_Written exercise_
Below are some records. Copy every line in them that holds "Dette".

-- BEGIN The input --

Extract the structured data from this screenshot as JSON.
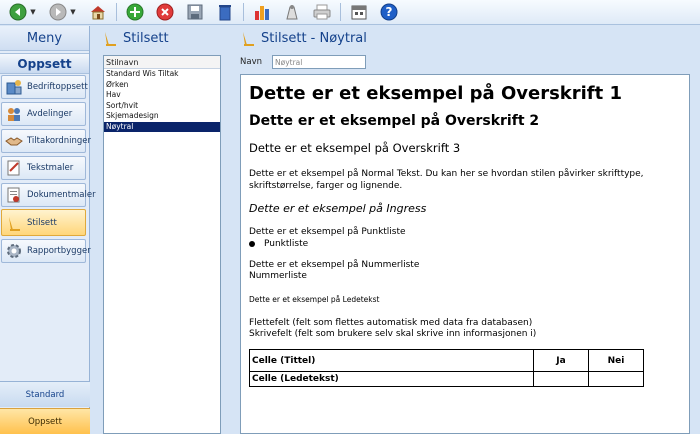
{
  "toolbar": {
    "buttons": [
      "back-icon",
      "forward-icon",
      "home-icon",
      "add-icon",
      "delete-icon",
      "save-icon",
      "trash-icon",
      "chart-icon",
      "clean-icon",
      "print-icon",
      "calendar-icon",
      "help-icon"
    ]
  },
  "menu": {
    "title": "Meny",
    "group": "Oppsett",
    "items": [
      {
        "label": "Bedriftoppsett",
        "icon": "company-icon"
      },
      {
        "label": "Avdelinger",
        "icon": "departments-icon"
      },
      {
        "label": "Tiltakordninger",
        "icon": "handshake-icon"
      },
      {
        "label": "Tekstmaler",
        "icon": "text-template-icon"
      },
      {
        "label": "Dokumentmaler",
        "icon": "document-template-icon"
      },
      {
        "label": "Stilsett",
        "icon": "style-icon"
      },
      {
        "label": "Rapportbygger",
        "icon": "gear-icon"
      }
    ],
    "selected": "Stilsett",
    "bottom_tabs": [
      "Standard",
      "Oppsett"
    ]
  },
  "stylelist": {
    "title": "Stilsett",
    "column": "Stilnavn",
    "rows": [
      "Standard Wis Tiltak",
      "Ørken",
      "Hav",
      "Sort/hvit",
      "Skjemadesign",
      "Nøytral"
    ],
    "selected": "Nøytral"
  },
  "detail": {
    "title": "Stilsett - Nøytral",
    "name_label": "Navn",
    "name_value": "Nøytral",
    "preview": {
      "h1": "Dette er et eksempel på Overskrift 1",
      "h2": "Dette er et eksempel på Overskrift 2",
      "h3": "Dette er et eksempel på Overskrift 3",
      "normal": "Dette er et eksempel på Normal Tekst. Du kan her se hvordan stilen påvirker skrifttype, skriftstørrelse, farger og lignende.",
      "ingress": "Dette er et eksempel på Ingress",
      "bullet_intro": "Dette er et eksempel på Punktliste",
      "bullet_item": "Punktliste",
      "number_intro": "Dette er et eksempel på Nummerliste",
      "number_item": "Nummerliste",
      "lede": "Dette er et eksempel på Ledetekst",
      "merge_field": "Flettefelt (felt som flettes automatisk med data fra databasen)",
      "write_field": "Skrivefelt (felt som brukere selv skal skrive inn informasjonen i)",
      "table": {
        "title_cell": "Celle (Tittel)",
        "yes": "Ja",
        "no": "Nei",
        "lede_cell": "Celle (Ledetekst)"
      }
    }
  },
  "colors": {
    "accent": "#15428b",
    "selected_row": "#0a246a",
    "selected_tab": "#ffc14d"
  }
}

-- END The input --
-- BEGIN The input --

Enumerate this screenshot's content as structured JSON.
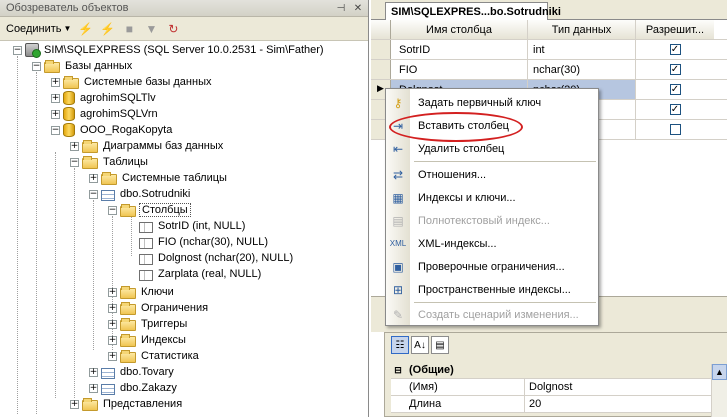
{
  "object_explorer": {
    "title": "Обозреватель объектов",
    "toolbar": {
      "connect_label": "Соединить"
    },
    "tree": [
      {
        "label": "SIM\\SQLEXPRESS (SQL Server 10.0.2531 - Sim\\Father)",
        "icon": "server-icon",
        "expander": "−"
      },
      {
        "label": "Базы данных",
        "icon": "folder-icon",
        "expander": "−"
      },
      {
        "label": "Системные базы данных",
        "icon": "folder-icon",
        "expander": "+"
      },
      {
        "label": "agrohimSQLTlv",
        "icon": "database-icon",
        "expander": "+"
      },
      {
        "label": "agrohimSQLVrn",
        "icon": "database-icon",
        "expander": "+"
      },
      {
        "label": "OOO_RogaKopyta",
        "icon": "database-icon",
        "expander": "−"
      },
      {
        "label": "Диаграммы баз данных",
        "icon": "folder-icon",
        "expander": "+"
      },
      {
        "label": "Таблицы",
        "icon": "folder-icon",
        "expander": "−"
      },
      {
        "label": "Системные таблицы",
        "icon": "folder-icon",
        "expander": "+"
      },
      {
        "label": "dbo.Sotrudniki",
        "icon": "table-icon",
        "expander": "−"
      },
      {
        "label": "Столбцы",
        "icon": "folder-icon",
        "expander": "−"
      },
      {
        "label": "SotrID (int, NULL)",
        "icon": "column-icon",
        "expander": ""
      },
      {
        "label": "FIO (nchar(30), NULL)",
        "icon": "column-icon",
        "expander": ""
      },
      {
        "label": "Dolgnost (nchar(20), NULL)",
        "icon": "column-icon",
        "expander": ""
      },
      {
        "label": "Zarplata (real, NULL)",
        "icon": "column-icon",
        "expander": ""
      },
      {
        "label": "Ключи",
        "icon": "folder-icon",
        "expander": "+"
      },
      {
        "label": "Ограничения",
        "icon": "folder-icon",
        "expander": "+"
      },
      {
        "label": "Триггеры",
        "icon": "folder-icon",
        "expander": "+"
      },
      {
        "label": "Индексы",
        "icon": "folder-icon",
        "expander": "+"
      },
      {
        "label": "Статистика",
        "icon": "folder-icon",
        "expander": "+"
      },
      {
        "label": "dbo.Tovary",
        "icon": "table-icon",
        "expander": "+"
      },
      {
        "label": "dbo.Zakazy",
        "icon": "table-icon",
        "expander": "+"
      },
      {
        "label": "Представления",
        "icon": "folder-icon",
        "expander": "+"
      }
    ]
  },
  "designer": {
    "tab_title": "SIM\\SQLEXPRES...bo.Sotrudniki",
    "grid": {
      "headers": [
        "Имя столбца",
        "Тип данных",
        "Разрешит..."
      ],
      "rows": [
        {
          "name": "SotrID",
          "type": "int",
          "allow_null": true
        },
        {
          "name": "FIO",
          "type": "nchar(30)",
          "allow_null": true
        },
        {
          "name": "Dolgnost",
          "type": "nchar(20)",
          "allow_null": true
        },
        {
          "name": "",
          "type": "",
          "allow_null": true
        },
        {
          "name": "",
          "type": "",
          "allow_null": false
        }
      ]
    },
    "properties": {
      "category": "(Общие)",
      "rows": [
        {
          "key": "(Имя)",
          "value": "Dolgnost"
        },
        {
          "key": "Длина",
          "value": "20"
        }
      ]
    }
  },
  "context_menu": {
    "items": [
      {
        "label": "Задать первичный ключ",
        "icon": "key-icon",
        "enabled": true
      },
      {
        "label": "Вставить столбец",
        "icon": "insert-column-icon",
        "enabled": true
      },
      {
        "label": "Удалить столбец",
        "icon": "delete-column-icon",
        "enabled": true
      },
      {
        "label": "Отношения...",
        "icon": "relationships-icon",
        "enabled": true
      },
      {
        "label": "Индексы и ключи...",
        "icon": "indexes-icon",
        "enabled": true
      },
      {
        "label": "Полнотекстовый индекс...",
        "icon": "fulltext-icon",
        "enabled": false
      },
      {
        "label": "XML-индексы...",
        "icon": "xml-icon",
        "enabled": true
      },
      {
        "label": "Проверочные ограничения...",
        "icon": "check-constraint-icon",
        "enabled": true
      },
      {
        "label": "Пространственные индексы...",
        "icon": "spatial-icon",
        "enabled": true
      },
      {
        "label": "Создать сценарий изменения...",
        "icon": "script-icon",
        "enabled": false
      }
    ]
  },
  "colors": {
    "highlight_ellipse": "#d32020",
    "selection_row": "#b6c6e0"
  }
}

-- END The input --
-- BEGIN The input --

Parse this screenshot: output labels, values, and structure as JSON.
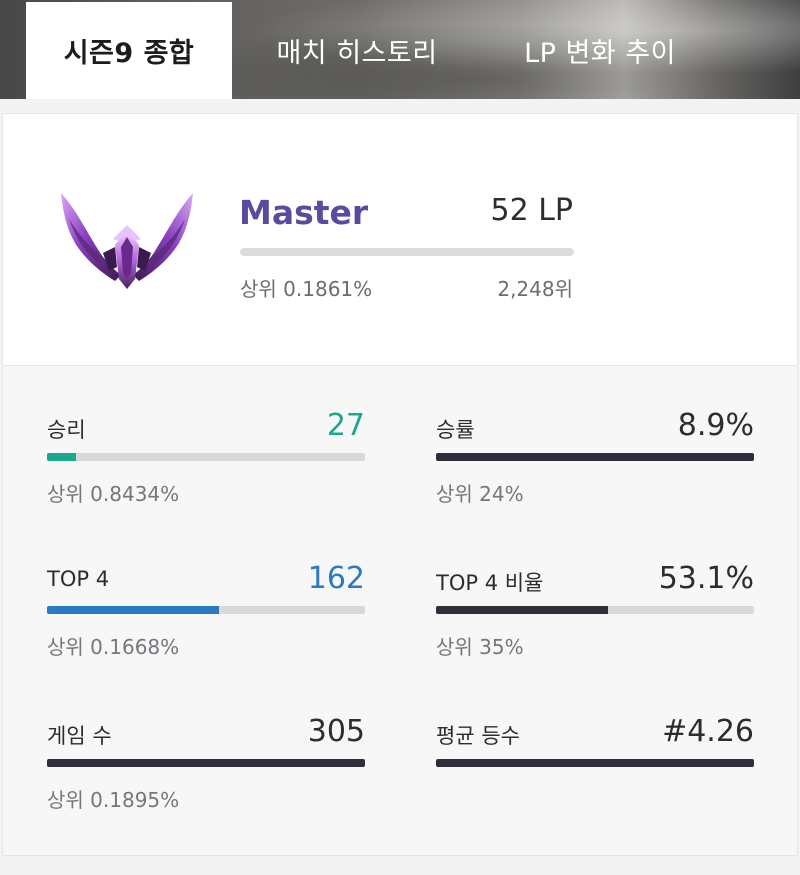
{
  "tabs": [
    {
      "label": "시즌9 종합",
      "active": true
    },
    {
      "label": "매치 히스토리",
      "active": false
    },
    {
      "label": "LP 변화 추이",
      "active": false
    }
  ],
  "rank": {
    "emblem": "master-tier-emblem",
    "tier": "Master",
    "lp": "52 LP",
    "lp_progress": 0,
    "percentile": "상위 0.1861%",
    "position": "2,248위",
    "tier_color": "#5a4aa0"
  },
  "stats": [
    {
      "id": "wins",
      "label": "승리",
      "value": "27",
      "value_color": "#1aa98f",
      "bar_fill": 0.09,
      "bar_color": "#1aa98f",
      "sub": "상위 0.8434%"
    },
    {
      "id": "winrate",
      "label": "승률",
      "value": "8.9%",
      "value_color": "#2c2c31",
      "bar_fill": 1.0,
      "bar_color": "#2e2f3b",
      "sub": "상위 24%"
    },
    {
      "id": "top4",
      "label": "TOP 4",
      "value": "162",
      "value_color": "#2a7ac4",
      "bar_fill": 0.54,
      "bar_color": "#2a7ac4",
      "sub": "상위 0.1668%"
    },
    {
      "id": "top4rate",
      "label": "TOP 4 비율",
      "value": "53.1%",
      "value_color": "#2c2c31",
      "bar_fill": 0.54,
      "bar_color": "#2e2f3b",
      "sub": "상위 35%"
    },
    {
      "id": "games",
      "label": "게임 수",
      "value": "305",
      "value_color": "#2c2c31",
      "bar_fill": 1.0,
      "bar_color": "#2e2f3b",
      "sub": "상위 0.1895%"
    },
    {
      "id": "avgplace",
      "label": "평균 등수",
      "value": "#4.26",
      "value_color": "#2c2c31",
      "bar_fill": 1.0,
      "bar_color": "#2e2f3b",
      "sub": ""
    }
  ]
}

-- END The input --

_Written reply_
      "h1": "Dette er et eksempel på Overskrift 1",
      "h2": "Dette er et eksempel på Overskrift 2",
      "h3": "Dette er et eksempel på Overskrift 3",
      "normal": "Dette er et eksempel på Normal Tekst. Du kan her se hvordan stilen påvirker skrifttype, skriftstørrelse, farger og lignende.",
      "ingress": "Dette er et eksempel på Ingress",
      "bullet_intro": "Dette er et eksempel på Punktliste",
      "number_intro": "Dette er et eksempel på Nummerliste",
      "lede": "Dette er et eksempel på Ledetekst",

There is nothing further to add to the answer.